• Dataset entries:
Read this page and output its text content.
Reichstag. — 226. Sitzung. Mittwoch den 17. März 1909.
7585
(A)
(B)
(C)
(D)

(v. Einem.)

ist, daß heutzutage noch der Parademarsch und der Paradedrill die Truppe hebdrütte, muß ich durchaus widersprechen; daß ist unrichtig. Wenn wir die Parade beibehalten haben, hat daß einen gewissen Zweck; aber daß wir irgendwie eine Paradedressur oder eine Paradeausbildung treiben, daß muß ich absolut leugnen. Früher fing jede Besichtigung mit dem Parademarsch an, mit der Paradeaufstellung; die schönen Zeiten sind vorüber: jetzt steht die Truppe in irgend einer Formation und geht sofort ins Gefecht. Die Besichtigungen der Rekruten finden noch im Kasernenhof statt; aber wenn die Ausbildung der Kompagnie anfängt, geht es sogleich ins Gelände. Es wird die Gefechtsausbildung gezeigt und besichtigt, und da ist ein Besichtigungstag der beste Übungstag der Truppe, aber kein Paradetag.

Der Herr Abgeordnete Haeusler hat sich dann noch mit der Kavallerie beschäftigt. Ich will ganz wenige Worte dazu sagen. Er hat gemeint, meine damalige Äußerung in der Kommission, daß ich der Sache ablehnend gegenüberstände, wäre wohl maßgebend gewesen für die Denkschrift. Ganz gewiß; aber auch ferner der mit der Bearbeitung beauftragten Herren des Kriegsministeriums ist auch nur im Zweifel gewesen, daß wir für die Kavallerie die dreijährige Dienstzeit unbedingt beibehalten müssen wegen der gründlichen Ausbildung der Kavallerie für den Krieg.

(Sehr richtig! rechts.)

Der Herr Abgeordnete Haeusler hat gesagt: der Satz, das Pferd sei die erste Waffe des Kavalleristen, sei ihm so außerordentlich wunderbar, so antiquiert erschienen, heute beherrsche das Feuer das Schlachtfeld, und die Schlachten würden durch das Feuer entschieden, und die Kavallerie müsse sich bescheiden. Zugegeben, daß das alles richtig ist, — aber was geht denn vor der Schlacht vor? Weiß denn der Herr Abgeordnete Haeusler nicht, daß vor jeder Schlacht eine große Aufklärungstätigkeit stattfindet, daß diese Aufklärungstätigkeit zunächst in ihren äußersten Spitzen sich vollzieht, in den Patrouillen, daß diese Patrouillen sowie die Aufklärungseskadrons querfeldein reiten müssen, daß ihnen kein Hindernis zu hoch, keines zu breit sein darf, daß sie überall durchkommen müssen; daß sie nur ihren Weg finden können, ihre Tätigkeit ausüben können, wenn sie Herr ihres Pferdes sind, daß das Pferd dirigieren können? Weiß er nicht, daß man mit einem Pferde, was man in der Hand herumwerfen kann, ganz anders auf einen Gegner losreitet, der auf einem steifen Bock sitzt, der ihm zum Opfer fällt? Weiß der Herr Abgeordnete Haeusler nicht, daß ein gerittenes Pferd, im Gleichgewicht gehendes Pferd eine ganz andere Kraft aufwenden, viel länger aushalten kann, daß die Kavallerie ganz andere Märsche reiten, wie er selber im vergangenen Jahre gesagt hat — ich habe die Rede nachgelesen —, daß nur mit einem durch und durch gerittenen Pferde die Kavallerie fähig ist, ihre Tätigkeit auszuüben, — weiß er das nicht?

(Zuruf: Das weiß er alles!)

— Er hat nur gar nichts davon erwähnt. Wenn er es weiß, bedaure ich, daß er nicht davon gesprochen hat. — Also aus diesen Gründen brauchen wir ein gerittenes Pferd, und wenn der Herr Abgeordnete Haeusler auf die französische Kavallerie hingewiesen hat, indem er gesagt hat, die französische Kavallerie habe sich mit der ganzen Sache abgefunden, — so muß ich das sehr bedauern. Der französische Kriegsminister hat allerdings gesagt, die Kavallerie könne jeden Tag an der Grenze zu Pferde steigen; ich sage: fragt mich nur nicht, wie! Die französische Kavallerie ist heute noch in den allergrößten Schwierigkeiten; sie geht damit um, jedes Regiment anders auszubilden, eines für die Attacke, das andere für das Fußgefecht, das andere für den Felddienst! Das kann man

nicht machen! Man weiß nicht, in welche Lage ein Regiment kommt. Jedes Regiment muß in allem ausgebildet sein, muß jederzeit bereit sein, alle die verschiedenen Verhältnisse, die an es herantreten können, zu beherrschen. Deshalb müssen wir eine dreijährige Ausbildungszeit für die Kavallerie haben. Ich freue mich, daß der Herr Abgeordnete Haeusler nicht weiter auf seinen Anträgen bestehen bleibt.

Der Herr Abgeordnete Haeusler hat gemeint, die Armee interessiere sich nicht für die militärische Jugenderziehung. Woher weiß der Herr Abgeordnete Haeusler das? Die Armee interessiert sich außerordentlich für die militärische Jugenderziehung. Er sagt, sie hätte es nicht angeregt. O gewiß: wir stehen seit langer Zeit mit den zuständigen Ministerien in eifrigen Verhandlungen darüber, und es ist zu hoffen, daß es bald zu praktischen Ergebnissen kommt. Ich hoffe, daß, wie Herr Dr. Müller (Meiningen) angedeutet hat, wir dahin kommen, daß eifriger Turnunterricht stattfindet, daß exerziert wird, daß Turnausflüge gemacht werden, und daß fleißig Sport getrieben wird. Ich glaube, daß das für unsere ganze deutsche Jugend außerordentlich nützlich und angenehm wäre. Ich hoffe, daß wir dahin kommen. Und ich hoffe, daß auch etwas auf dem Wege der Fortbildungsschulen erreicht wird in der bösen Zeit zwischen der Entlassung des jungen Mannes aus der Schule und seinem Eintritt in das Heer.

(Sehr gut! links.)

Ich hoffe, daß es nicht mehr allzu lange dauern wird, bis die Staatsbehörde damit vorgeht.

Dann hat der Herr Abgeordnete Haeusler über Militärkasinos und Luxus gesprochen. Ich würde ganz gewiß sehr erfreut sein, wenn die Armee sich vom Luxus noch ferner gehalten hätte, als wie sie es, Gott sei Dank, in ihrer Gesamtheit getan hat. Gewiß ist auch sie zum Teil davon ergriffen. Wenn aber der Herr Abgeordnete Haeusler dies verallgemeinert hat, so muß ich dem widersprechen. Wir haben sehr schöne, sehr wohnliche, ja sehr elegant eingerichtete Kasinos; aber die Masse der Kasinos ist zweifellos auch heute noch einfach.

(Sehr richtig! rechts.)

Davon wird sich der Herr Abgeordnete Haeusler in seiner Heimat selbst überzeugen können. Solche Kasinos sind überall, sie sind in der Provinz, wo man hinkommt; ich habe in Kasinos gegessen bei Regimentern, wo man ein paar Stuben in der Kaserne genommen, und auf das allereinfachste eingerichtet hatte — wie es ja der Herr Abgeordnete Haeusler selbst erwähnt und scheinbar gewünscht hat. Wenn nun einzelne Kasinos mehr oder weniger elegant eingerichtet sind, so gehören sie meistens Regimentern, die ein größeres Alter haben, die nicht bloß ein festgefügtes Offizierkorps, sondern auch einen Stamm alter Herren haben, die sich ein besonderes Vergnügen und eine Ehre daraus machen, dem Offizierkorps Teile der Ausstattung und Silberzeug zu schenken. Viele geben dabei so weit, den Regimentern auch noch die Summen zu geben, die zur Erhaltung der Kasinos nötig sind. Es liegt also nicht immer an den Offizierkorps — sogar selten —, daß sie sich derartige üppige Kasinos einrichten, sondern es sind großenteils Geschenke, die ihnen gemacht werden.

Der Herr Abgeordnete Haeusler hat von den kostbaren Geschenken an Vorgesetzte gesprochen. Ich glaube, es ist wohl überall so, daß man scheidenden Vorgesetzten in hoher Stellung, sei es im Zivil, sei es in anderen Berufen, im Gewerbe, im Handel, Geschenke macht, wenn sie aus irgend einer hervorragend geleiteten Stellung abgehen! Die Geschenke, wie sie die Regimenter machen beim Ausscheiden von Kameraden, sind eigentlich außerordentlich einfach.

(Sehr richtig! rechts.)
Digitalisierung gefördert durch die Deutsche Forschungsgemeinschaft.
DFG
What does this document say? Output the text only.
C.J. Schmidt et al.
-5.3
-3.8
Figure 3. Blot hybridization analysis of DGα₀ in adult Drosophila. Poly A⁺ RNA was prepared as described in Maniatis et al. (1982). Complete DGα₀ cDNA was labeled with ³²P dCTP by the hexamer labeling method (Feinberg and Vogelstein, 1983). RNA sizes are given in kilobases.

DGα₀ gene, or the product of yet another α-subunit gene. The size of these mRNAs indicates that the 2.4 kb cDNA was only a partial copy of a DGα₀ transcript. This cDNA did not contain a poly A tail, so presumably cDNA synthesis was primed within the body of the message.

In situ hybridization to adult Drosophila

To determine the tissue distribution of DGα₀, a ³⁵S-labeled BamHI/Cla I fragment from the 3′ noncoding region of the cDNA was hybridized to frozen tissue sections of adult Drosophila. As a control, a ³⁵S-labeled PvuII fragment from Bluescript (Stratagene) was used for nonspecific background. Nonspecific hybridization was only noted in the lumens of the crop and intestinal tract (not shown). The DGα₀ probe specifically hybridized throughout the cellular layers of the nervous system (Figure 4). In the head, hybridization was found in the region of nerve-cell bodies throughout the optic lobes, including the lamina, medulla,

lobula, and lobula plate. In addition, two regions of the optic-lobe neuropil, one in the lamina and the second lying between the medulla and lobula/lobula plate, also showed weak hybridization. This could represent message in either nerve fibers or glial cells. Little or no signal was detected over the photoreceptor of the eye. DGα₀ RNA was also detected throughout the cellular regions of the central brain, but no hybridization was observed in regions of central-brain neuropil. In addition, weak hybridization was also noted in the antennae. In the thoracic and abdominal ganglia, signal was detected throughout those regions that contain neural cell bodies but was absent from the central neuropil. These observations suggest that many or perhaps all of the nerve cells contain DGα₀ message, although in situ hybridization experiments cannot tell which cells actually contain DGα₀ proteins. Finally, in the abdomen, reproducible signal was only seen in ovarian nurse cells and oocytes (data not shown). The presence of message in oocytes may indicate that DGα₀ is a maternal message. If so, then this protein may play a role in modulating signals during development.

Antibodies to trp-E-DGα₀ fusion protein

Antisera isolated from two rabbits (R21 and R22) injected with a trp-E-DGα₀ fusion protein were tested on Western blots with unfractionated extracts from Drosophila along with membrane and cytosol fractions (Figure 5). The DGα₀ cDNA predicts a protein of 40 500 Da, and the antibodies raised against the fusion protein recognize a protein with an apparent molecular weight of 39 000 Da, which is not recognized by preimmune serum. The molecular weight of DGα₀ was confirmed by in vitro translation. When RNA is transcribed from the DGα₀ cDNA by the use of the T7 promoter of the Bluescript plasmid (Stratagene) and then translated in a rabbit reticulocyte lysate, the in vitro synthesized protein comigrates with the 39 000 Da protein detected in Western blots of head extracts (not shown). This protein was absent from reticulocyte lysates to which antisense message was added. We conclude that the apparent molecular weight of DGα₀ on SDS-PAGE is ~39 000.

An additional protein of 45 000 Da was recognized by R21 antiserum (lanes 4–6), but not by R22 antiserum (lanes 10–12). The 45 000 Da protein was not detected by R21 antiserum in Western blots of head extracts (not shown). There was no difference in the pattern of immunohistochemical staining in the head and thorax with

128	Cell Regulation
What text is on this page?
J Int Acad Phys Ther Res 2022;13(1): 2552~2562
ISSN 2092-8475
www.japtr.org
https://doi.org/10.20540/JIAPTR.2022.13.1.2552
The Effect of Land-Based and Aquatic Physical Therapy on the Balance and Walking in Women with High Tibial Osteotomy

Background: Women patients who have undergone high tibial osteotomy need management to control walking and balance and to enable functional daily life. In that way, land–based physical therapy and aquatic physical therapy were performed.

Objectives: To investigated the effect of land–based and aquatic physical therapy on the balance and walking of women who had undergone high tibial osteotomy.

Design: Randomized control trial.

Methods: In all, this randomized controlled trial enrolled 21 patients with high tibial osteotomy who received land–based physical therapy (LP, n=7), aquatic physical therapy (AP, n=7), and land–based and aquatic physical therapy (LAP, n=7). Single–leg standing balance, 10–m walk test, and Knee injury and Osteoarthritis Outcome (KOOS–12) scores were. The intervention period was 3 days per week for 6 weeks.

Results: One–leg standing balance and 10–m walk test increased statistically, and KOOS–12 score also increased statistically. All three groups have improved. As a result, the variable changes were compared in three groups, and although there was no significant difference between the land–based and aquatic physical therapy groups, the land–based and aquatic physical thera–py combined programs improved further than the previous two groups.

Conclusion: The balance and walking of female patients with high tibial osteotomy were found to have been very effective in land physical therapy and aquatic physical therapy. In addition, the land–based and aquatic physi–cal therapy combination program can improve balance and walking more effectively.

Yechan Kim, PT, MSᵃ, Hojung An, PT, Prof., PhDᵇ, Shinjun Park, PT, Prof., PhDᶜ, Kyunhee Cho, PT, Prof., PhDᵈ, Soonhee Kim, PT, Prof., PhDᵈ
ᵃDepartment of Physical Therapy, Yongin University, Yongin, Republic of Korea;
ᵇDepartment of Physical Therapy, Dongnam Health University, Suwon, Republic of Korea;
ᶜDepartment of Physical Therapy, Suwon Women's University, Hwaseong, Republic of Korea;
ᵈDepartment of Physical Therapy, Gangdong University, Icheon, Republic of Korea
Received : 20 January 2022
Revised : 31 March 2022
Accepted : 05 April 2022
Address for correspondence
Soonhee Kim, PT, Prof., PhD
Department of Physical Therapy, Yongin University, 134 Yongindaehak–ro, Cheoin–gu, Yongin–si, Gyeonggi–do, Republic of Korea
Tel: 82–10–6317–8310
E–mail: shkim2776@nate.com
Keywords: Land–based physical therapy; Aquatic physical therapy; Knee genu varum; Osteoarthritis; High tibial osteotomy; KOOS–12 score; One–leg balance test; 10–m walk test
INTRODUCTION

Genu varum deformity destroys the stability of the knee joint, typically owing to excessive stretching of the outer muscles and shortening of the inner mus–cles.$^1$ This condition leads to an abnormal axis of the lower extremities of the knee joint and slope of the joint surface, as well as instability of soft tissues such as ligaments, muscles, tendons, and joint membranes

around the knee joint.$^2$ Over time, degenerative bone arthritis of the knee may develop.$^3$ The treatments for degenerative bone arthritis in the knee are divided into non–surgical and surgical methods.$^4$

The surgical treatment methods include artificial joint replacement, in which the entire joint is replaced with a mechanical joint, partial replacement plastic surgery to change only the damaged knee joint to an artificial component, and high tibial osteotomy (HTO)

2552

• TASK BRIEF: How many of the lines above hold the word "KOOS"? State that number and nothing else.

• ANSWER FOR THE TASK: 3